■ **Exercise directions**: Render the lines below as a numbered list, omitting any blank lines.

■ **Records for the exercise**:
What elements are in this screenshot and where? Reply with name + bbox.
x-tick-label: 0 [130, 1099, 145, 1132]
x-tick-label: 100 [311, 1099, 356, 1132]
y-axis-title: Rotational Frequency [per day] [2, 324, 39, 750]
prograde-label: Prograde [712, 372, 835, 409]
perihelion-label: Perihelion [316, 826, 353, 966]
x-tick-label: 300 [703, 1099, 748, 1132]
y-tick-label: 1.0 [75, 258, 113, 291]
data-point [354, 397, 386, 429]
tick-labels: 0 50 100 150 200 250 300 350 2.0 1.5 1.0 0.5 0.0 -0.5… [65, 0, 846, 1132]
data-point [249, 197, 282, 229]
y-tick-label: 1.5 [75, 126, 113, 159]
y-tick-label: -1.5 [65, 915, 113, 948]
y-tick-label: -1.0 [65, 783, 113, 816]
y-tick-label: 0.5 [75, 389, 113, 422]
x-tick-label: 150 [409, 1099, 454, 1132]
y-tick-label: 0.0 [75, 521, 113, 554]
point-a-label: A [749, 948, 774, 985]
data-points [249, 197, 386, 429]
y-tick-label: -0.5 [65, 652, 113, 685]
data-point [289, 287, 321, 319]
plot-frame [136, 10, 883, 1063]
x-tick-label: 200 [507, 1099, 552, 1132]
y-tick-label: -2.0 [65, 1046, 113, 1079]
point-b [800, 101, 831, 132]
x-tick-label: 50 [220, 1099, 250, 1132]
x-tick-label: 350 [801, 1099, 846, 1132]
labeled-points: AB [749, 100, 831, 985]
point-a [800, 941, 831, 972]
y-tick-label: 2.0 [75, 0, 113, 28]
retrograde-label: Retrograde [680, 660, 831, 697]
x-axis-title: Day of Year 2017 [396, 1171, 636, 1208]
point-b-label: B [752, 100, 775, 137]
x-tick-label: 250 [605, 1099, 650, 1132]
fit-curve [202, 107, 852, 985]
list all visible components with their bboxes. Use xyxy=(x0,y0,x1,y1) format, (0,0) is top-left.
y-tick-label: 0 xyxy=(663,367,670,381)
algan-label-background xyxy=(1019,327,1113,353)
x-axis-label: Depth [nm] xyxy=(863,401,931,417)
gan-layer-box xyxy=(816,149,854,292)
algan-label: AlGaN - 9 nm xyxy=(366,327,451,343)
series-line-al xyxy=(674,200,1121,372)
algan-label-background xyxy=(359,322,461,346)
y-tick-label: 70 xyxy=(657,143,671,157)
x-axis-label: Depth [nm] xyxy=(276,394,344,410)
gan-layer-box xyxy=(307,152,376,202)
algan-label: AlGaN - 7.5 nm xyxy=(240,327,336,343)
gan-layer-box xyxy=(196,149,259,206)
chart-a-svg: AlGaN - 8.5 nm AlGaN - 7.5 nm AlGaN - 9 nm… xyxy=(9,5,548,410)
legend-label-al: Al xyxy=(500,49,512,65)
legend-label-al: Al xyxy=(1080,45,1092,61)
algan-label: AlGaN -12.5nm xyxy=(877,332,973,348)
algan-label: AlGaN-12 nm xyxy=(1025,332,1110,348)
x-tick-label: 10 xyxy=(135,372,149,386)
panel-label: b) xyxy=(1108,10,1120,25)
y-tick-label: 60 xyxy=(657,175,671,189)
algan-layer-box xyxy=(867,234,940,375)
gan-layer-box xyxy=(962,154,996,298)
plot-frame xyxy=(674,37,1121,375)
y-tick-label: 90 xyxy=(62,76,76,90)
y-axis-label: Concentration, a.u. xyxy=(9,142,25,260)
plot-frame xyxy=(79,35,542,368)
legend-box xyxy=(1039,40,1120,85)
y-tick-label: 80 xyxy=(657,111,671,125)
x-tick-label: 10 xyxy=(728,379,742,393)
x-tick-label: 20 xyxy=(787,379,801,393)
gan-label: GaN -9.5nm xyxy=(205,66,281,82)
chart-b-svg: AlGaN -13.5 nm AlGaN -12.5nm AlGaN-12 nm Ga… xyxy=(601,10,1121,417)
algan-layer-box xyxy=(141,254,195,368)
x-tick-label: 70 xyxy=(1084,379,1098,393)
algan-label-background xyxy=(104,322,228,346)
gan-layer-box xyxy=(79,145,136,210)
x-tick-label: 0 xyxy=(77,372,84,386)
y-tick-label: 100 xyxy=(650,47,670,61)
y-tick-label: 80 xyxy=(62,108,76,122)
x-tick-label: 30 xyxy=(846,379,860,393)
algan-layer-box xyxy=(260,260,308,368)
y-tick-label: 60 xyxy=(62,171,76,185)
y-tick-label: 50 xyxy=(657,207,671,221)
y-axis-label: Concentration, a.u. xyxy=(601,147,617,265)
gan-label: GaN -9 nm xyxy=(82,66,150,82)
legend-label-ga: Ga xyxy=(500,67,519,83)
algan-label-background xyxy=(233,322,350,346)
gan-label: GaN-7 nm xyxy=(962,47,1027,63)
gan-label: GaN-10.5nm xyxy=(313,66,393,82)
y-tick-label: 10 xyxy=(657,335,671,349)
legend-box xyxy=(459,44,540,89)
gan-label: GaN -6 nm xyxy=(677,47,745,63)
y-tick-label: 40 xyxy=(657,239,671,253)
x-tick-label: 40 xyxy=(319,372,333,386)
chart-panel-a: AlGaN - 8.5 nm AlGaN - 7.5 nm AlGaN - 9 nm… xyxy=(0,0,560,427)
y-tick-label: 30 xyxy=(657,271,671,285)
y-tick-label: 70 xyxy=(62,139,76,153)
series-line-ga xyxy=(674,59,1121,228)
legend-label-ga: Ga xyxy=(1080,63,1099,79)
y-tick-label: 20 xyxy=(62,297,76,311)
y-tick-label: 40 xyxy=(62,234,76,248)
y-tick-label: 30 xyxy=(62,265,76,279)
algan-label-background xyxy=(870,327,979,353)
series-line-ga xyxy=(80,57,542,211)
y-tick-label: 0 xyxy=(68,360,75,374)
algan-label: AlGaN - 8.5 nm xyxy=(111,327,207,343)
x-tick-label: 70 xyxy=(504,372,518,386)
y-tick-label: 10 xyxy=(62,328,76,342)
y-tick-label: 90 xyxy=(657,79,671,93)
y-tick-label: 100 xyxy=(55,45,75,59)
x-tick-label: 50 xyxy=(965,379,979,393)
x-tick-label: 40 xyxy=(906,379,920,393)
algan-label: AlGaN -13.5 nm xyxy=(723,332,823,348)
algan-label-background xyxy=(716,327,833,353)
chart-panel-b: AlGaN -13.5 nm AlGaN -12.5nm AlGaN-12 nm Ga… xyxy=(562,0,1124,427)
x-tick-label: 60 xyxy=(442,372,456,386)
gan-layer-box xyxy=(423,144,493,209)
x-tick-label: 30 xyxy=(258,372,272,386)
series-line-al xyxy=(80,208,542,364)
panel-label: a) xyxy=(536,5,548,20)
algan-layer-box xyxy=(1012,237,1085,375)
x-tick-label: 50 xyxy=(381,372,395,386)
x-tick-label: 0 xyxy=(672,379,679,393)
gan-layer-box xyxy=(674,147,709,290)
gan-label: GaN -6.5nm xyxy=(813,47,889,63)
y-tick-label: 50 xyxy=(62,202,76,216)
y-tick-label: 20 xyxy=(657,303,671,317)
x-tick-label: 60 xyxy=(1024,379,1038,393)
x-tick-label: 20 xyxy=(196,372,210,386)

■ **Worked solution**:
1. What elements are in this screenshot and where? Reply with name + bbox.
2. x-tick-label: 0 [130, 1099, 145, 1132]
3. x-tick-label: 100 [311, 1099, 356, 1132]
4. y-axis-title: Rotational Frequency [per day] [2, 324, 39, 750]
5. prograde-label: Prograde [712, 372, 835, 409]
6. perihelion-label: Perihelion [316, 826, 353, 966]
7. x-tick-label: 300 [703, 1099, 748, 1132]
8. y-tick-label: 1.0 [75, 258, 113, 291]
9. data-point [354, 397, 386, 429]
10. tick-labels: 0 50 100 150 200 250 300 350 2.0 1.5 1.0 0.5 0.0 -0.5… [65, 0, 846, 1132]
11. data-point [249, 197, 282, 229]
12. y-tick-label: 1.5 [75, 126, 113, 159]
13. y-tick-label: -1.5 [65, 915, 113, 948]
14. y-tick-label: -1.0 [65, 783, 113, 816]
15. y-tick-label: 0.5 [75, 389, 113, 422]
16. x-tick-label: 150 [409, 1099, 454, 1132]
17. y-tick-label: 0.0 [75, 521, 113, 554]
18. point-a-label: A [749, 948, 774, 985]
19. data-points [249, 197, 386, 429]
20. y-tick-label: -0.5 [65, 652, 113, 685]
21. data-point [289, 287, 321, 319]
22. plot-frame [136, 10, 883, 1063]
23. x-tick-label: 200 [507, 1099, 552, 1132]
24. y-tick-label: -2.0 [65, 1046, 113, 1079]
25. point-b [800, 101, 831, 132]
26. x-tick-label: 50 [220, 1099, 250, 1132]
27. x-tick-label: 350 [801, 1099, 846, 1132]
28. labeled-points: AB [749, 100, 831, 985]
29. point-a [800, 941, 831, 972]
30. y-tick-label: 2.0 [75, 0, 113, 28]
31. retrograde-label: Retrograde [680, 660, 831, 697]
32. x-axis-title: Day of Year 2017 [396, 1171, 636, 1208]
33. point-b-label: B [752, 100, 775, 137]
34. x-tick-label: 250 [605, 1099, 650, 1132]
35. fit-curve [202, 107, 852, 985]
36. list all visible components with their bboxes. Use xyxy=(x0,y0,x1,y1) format, (0,0) is top-left.
37. y-tick-label: 0 xyxy=(663,367,670,381)
38. algan-label-background xyxy=(1019,327,1113,353)
39. x-axis-label: Depth [nm] xyxy=(863,401,931,417)
40. gan-layer-box xyxy=(816,149,854,292)
41. algan-label: AlGaN - 9 nm xyxy=(366,327,451,343)
42. series-line-al xyxy=(674,200,1121,372)
43. algan-label-background xyxy=(359,322,461,346)
44. y-tick-label: 70 xyxy=(657,143,671,157)
45. x-axis-label: Depth [nm] xyxy=(276,394,344,410)
46. gan-layer-box xyxy=(307,152,376,202)
47. algan-label: AlGaN - 7.5 nm xyxy=(240,327,336,343)
48. gan-layer-box xyxy=(196,149,259,206)
49. chart-a-svg: AlGaN - 8.5 nm AlGaN - 7.5 nm AlGaN - 9 nm… xyxy=(9,5,548,410)
50. legend-label-al: Al xyxy=(500,49,512,65)
51. legend-label-al: Al xyxy=(1080,45,1092,61)
52. algan-label: AlGaN -12.5nm xyxy=(877,332,973,348)
53. algan-label: AlGaN-12 nm xyxy=(1025,332,1110,348)
54. x-tick-label: 10 xyxy=(135,372,149,386)
55. panel-label: b) xyxy=(1108,10,1120,25)
56. y-tick-label: 60 xyxy=(657,175,671,189)
57. algan-layer-box xyxy=(867,234,940,375)
58. gan-layer-box xyxy=(962,154,996,298)
59. plot-frame xyxy=(674,37,1121,375)
60. y-tick-label: 90 xyxy=(62,76,76,90)
61. y-axis-label: Concentration, a.u. xyxy=(9,142,25,260)
62. plot-frame xyxy=(79,35,542,368)
63. legend-box xyxy=(1039,40,1120,85)
64. y-tick-label: 80 xyxy=(657,111,671,125)
65. x-tick-label: 10 xyxy=(728,379,742,393)
66. x-tick-label: 20 xyxy=(787,379,801,393)
67. gan-label: GaN -9.5nm xyxy=(205,66,281,82)
68. chart-b-svg: AlGaN -13.5 nm AlGaN -12.5nm AlGaN-12 nm Ga… xyxy=(601,10,1121,417)
69. algan-layer-box xyxy=(141,254,195,368)
70. x-tick-label: 70 xyxy=(1084,379,1098,393)
71. algan-label-background xyxy=(104,322,228,346)
72. gan-layer-box xyxy=(79,145,136,210)
73. x-tick-label: 0 xyxy=(77,372,84,386)
74. y-tick-label: 100 xyxy=(650,47,670,61)
75. y-tick-label: 80 xyxy=(62,108,76,122)
76. x-tick-label: 30 xyxy=(846,379,860,393)
77. algan-layer-box xyxy=(260,260,308,368)
78. y-tick-label: 60 xyxy=(62,171,76,185)
79. y-tick-label: 50 xyxy=(657,207,671,221)
80. y-axis-label: Concentration, a.u. xyxy=(601,147,617,265)
81. gan-label: GaN -9 nm xyxy=(82,66,150,82)
82. legend-label-ga: Ga xyxy=(500,67,519,83)
83. algan-label-background xyxy=(233,322,350,346)
84. gan-label: GaN-7 nm xyxy=(962,47,1027,63)
85. gan-label: GaN-10.5nm xyxy=(313,66,393,82)
86. y-tick-label: 10 xyxy=(657,335,671,349)
87. legend-box xyxy=(459,44,540,89)
88. gan-label: GaN -6 nm xyxy=(677,47,745,63)
89. y-tick-label: 40 xyxy=(657,239,671,253)
90. x-tick-label: 40 xyxy=(319,372,333,386)
91. chart-panel-a: AlGaN - 8.5 nm AlGaN - 7.5 nm AlGaN - 9 nm… xyxy=(0,0,560,427)
92. y-tick-label: 30 xyxy=(657,271,671,285)
93. y-tick-label: 70 xyxy=(62,139,76,153)
94. series-line-ga xyxy=(674,59,1121,228)
95. legend-label-ga: Ga xyxy=(1080,63,1099,79)
96. y-tick-label: 20 xyxy=(62,297,76,311)
97. y-tick-label: 40 xyxy=(62,234,76,248)
98. y-tick-label: 30 xyxy=(62,265,76,279)
99. algan-label-background xyxy=(870,327,979,353)
100. series-line-ga xyxy=(80,57,542,211)
101. y-tick-label: 0 xyxy=(68,360,75,374)
102. algan-label: AlGaN - 8.5 nm xyxy=(111,327,207,343)
103. x-tick-label: 70 xyxy=(504,372,518,386)
104. y-tick-label: 10 xyxy=(62,328,76,342)
105. y-tick-label: 90 xyxy=(657,79,671,93)
106. y-tick-label: 100 xyxy=(55,45,75,59)
107. x-tick-label: 50 xyxy=(965,379,979,393)
108. x-tick-label: 40 xyxy=(906,379,920,393)
109. algan-label: AlGaN -13.5 nm xyxy=(723,332,823,348)
110. algan-label-background xyxy=(716,327,833,353)
111. chart-panel-b: AlGaN -13.5 nm AlGaN -12.5nm AlGaN-12 nm Ga… xyxy=(562,0,1124,427)
112. x-tick-label: 60 xyxy=(442,372,456,386)
113. gan-layer-box xyxy=(423,144,493,209)
114. x-tick-label: 30 xyxy=(258,372,272,386)
115. series-line-al xyxy=(80,208,542,364)
116. panel-label: a) xyxy=(536,5,548,20)
117. algan-layer-box xyxy=(1012,237,1085,375)
118. x-tick-label: 50 xyxy=(381,372,395,386)
119. x-tick-label: 0 xyxy=(672,379,679,393)
120. gan-layer-box xyxy=(674,147,709,290)
121. gan-label: GaN -6.5nm xyxy=(813,47,889,63)
122. y-tick-label: 50 xyxy=(62,202,76,216)
123. y-tick-label: 20 xyxy=(657,303,671,317)
124. x-tick-label: 60 xyxy=(1024,379,1038,393)
125. x-tick-label: 20 xyxy=(196,372,210,386)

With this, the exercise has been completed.